Requirement |
Below is a listing. Gather each line of it that contains "rank".

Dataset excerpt

※

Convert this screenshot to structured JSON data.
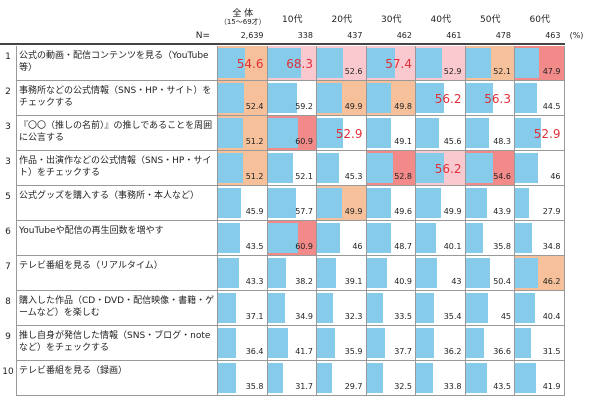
{
  "table": {
    "columns": [
      {
        "label": "全 体",
        "sublabel": "（15～69才）"
      },
      {
        "label": "10代"
      },
      {
        "label": "20代"
      },
      {
        "label": "30代"
      },
      {
        "label": "40代"
      },
      {
        "label": "50代"
      },
      {
        "label": "60代"
      }
    ],
    "n_label": "N=",
    "n_values": [
      {
        "value": 2639,
        "label": "2,639"
      },
      338,
      437,
      462,
      461,
      478,
      463
    ],
    "unit": "(%)",
    "bar_color": "#86cbe9",
    "rows": [
      {
        "rank": "1",
        "label": "公式の動画・配信コンテンツを見る（YouTube等）",
        "values": [
          54.6,
          68.3,
          52.6,
          57.4,
          52.9,
          52.1,
          47.9
        ],
        "cell_fill": [
          "#f5c09a",
          "#f9c9cf",
          "#f9c9cf",
          "#f9c9cf",
          "#f9c9cf",
          "#f5c09a",
          "#f28a8a"
        ],
        "emphasis": [
          true,
          true,
          false,
          true,
          false,
          false,
          false
        ]
      },
      {
        "rank": "2",
        "label": "事務所などの公式情報（SNS・HP・サイト）をチェックする",
        "values": [
          52.4,
          59.2,
          49.9,
          49.8,
          56.2,
          56.3,
          44.5
        ],
        "cell_fill": [
          "#f5c09a",
          null,
          "#f5c09a",
          "#f5c09a",
          null,
          null,
          null
        ],
        "emphasis": [
          false,
          false,
          false,
          false,
          true,
          true,
          false
        ]
      },
      {
        "rank": "3",
        "label": "『〇〇（推しの名前）』の推しであることを周囲に公言する",
        "values": [
          51.2,
          60.9,
          52.9,
          49.1,
          45.6,
          48.3,
          52.9
        ],
        "cell_fill": [
          "#f5c09a",
          "#f28a8a",
          null,
          null,
          null,
          null,
          null
        ],
        "emphasis": [
          false,
          false,
          true,
          false,
          false,
          false,
          true
        ]
      },
      {
        "rank": "3",
        "label": "作品・出演作などの公式情報（SNS・HP・サイト）をチェックする",
        "values": [
          51.2,
          52.1,
          45.3,
          52.8,
          56.2,
          54.6,
          46.0
        ],
        "cell_fill": [
          "#f5c09a",
          null,
          null,
          "#f28a8a",
          "#f9c9cf",
          "#f28a8a",
          null
        ],
        "emphasis": [
          false,
          false,
          false,
          false,
          true,
          false,
          false
        ]
      },
      {
        "rank": "5",
        "label": "公式グッズを購入する（事務所・本人など）",
        "values": [
          45.9,
          57.7,
          49.9,
          49.6,
          49.9,
          43.9,
          27.9
        ],
        "cell_fill": [
          null,
          null,
          "#f5c09a",
          null,
          null,
          null,
          null
        ],
        "emphasis": [
          false,
          false,
          false,
          false,
          false,
          false,
          false
        ]
      },
      {
        "rank": "6",
        "label": "YouTubeや配信の再生回数を増やす",
        "values": [
          43.5,
          60.9,
          46.0,
          48.7,
          40.1,
          35.8,
          34.8
        ],
        "cell_fill": [
          null,
          "#f28a8a",
          null,
          null,
          null,
          null,
          null
        ],
        "emphasis": [
          false,
          false,
          false,
          false,
          false,
          false,
          false
        ]
      },
      {
        "rank": "7",
        "label": "テレビ番組を見る（リアルタイム）",
        "values": [
          43.3,
          38.2,
          39.1,
          40.9,
          43.0,
          50.4,
          46.2
        ],
        "cell_fill": [
          null,
          null,
          null,
          null,
          null,
          null,
          "#f5c09a"
        ],
        "emphasis": [
          false,
          false,
          false,
          false,
          false,
          false,
          false
        ]
      },
      {
        "rank": "8",
        "label": "購入した作品（CD・DVD・配信映像・書籍・ゲームなど）を楽しむ",
        "values": [
          37.1,
          34.9,
          32.3,
          33.5,
          35.4,
          45.0,
          40.4
        ],
        "cell_fill": [
          null,
          null,
          null,
          null,
          null,
          null,
          null
        ],
        "emphasis": [
          false,
          false,
          false,
          false,
          false,
          false,
          false
        ]
      },
      {
        "rank": "9",
        "label": "推し自身が発信した情報（SNS・ブログ・noteなど）をチェックする",
        "values": [
          36.4,
          41.7,
          35.9,
          37.7,
          36.2,
          36.6,
          31.5
        ],
        "cell_fill": [
          null,
          null,
          null,
          null,
          null,
          null,
          null
        ],
        "emphasis": [
          false,
          false,
          false,
          false,
          false,
          false,
          false
        ]
      },
      {
        "rank": "10",
        "label": "テレビ番組を見る（録画）",
        "values": [
          35.8,
          31.7,
          29.7,
          32.5,
          33.8,
          43.5,
          41.9
        ],
        "cell_fill": [
          null,
          null,
          null,
          null,
          null,
          null,
          null
        ],
        "emphasis": [
          false,
          false,
          false,
          false,
          false,
          false,
          false
        ]
      }
    ]
  }
}
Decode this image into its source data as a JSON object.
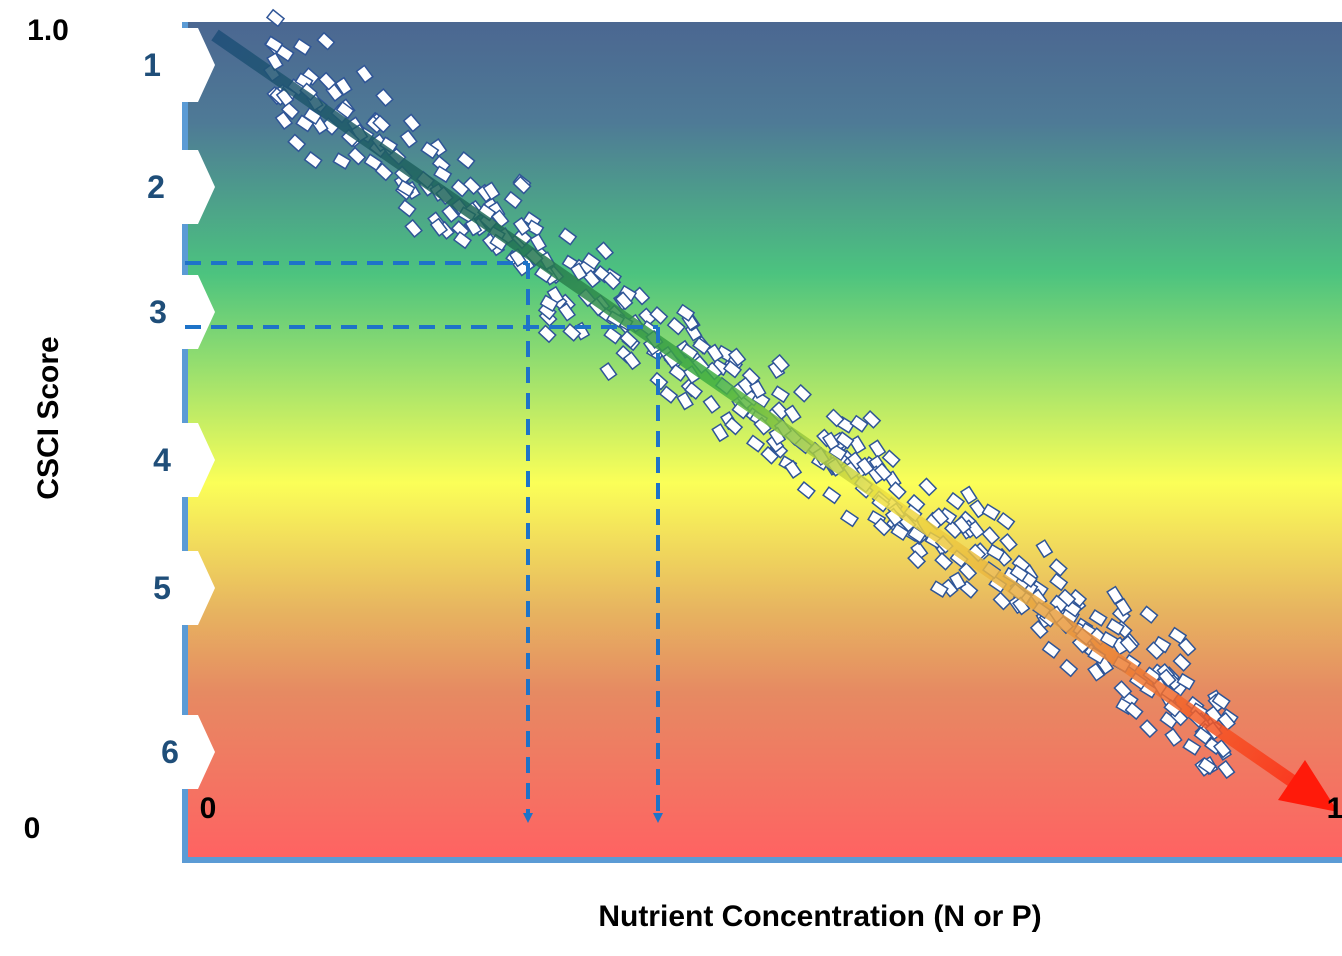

※

Result for this task |
        "rank": "1",
        "rank": "2",
        "rank": "3",
        "rank": "3",
        "rank": "5",
        "rank": "6",
        "rank": "7",
        "rank": "8",
        "rank": "9",
        "rank": "10",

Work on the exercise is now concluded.